#### [Goal of the exercise]
Report all lines from the entries below in which "time" appears.
= = = = =
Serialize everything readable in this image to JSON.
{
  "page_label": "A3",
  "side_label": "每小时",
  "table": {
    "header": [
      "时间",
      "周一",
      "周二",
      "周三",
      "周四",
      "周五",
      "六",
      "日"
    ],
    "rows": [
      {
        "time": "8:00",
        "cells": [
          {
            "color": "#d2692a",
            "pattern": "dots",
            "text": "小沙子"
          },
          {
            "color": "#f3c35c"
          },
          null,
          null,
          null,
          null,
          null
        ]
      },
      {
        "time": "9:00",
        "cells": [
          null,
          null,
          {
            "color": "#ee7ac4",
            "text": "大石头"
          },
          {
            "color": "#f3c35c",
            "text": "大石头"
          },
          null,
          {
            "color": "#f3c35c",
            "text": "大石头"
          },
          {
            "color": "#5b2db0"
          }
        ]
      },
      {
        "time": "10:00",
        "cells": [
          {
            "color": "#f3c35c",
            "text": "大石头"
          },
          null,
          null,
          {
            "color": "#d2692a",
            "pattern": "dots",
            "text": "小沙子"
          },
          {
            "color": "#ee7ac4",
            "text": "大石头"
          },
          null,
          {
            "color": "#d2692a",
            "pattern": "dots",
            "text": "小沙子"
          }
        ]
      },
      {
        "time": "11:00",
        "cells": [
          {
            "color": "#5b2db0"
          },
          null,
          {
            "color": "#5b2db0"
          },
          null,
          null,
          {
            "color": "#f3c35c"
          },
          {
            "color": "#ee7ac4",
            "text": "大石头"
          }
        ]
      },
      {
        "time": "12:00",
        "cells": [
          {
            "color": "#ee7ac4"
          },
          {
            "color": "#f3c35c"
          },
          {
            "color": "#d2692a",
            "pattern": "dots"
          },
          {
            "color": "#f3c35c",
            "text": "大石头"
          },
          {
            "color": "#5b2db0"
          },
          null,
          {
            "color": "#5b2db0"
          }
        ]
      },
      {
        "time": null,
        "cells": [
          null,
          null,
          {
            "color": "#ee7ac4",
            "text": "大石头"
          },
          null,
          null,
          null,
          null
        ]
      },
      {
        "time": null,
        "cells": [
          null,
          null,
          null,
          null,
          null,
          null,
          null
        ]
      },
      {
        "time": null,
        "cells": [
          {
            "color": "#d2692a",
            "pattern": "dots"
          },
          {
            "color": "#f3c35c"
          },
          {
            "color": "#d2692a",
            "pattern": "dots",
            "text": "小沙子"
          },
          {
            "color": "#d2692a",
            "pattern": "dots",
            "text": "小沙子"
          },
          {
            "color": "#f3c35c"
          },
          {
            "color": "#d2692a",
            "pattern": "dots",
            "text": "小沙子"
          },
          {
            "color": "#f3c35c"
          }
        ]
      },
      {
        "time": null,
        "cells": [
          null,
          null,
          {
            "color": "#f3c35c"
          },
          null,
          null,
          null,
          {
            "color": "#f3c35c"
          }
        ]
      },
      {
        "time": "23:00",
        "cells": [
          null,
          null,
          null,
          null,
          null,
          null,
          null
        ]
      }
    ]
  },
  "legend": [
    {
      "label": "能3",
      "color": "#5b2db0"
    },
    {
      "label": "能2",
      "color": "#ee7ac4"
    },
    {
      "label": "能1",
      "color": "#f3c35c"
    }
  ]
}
= = = = =
#### [Right answer]
        "time": "8:00",
        "time": "9:00",
        "time": "10:00",
        "time": "11:00",
        "time": "12:00",
        "time": null,
        "time": null,
        "time": null,
        "time": null,
        "time": "23:00",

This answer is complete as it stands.